▶ [YOUR GOAL] Please pull out every line that includes the string "Stud".
= = = =
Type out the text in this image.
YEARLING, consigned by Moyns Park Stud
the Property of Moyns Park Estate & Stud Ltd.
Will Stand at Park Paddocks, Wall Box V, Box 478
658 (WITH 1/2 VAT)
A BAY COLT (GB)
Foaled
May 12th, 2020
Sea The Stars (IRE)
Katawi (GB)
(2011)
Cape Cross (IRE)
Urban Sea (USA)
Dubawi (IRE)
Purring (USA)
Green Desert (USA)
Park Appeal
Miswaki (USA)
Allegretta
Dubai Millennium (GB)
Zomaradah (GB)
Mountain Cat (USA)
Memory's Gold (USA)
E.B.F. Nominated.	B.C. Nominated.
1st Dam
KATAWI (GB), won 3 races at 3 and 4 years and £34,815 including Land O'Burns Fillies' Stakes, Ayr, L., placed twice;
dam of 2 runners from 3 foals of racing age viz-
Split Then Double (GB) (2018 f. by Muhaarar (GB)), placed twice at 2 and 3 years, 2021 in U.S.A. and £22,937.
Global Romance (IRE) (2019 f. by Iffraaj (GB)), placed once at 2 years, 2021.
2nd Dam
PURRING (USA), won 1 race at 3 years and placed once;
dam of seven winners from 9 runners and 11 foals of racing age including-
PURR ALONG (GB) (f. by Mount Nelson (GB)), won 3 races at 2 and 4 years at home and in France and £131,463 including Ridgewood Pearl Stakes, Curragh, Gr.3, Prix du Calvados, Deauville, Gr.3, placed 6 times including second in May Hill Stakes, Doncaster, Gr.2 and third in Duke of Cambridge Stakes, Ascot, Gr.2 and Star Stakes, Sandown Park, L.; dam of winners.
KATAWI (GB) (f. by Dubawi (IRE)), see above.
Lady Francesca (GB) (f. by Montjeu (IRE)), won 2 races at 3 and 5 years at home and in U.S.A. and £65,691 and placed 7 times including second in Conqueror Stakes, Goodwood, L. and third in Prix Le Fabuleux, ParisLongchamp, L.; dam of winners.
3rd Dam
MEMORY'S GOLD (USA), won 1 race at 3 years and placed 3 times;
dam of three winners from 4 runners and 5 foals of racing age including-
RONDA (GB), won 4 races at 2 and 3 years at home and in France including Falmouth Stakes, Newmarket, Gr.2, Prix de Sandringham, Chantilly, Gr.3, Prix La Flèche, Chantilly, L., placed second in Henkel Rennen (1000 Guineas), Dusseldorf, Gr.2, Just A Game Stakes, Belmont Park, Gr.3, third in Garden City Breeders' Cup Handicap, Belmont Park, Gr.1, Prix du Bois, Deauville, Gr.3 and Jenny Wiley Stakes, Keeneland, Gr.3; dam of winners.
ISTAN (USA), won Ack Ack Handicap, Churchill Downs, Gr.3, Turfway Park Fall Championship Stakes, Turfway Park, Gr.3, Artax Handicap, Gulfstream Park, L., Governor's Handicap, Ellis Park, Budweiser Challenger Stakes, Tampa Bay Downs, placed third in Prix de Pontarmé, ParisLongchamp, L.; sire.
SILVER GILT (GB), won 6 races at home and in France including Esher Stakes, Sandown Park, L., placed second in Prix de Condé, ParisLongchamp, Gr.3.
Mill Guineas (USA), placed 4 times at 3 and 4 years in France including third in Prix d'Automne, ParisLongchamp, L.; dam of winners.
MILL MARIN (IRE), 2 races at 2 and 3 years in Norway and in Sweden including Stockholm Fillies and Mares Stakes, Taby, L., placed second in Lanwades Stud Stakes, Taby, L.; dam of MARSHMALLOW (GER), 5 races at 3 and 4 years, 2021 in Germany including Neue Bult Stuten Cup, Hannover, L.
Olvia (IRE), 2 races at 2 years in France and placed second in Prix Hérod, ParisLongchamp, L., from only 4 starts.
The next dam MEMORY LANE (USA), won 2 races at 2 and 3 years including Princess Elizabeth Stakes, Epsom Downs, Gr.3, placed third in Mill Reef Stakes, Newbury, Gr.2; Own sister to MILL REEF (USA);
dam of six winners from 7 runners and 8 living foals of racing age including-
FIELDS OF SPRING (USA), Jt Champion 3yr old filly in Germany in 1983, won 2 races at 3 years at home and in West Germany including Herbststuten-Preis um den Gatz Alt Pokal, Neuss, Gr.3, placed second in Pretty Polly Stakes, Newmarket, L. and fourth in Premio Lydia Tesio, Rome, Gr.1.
= = = =
▶ [ANSWER TO THE EXERCISE]
YEARLING, consigned by Moyns Park Stud
the Property of Moyns Park Estate & Stud Ltd.
MILL MARIN (IRE), 2 races at 2 and 3 years in Norway and in Sweden including Stockholm Fillies and Mares Stakes, Taby, L., placed second in Lanwades Stud Stakes, Taby, L.; dam of MARSHMALLOW (GER), 5 races at 3 and 4 years, 2021 in Germany including Neue Bult Stuten Cup, Hannover, L.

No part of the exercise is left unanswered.